> _Problem to work on_: Copy every line of the material below, keeping each character unchanged.

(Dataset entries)
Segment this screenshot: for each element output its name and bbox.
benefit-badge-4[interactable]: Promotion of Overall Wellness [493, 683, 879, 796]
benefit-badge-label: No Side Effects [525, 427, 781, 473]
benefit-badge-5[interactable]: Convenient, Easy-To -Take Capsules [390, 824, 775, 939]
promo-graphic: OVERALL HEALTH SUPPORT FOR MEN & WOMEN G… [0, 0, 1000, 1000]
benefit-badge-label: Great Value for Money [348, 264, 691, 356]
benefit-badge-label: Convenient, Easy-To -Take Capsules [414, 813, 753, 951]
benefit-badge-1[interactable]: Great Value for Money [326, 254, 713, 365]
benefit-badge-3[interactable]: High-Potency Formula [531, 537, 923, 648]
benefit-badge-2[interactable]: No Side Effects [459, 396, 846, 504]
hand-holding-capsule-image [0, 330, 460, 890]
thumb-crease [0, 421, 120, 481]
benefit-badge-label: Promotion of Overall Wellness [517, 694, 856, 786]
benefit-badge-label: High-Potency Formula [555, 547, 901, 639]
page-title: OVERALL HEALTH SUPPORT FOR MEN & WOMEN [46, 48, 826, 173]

> _Solution to this exercise_:
Segment this screenshot: for each element output its name and bbox.
benefit-badge-4[interactable]: Promotion of Overall Wellness [493, 683, 879, 796]
benefit-badge-label: No Side Effects [525, 427, 781, 473]
benefit-badge-5[interactable]: Convenient, Easy-To -Take Capsules [390, 824, 775, 939]
promo-graphic: OVERALL HEALTH SUPPORT FOR MEN & WOMEN G… [0, 0, 1000, 1000]
benefit-badge-label: Great Value for Money [348, 264, 691, 356]
benefit-badge-label: Convenient, Easy-To -Take Capsules [414, 813, 753, 951]
benefit-badge-1[interactable]: Great Value for Money [326, 254, 713, 365]
benefit-badge-3[interactable]: High-Potency Formula [531, 537, 923, 648]
benefit-badge-2[interactable]: No Side Effects [459, 396, 846, 504]
hand-holding-capsule-image [0, 330, 460, 890]
thumb-crease [0, 421, 120, 481]
benefit-badge-label: Promotion of Overall Wellness [517, 694, 856, 786]
benefit-badge-label: High-Potency Formula [555, 547, 901, 639]
page-title: OVERALL HEALTH SUPPORT FOR MEN & WOMEN [46, 48, 826, 173]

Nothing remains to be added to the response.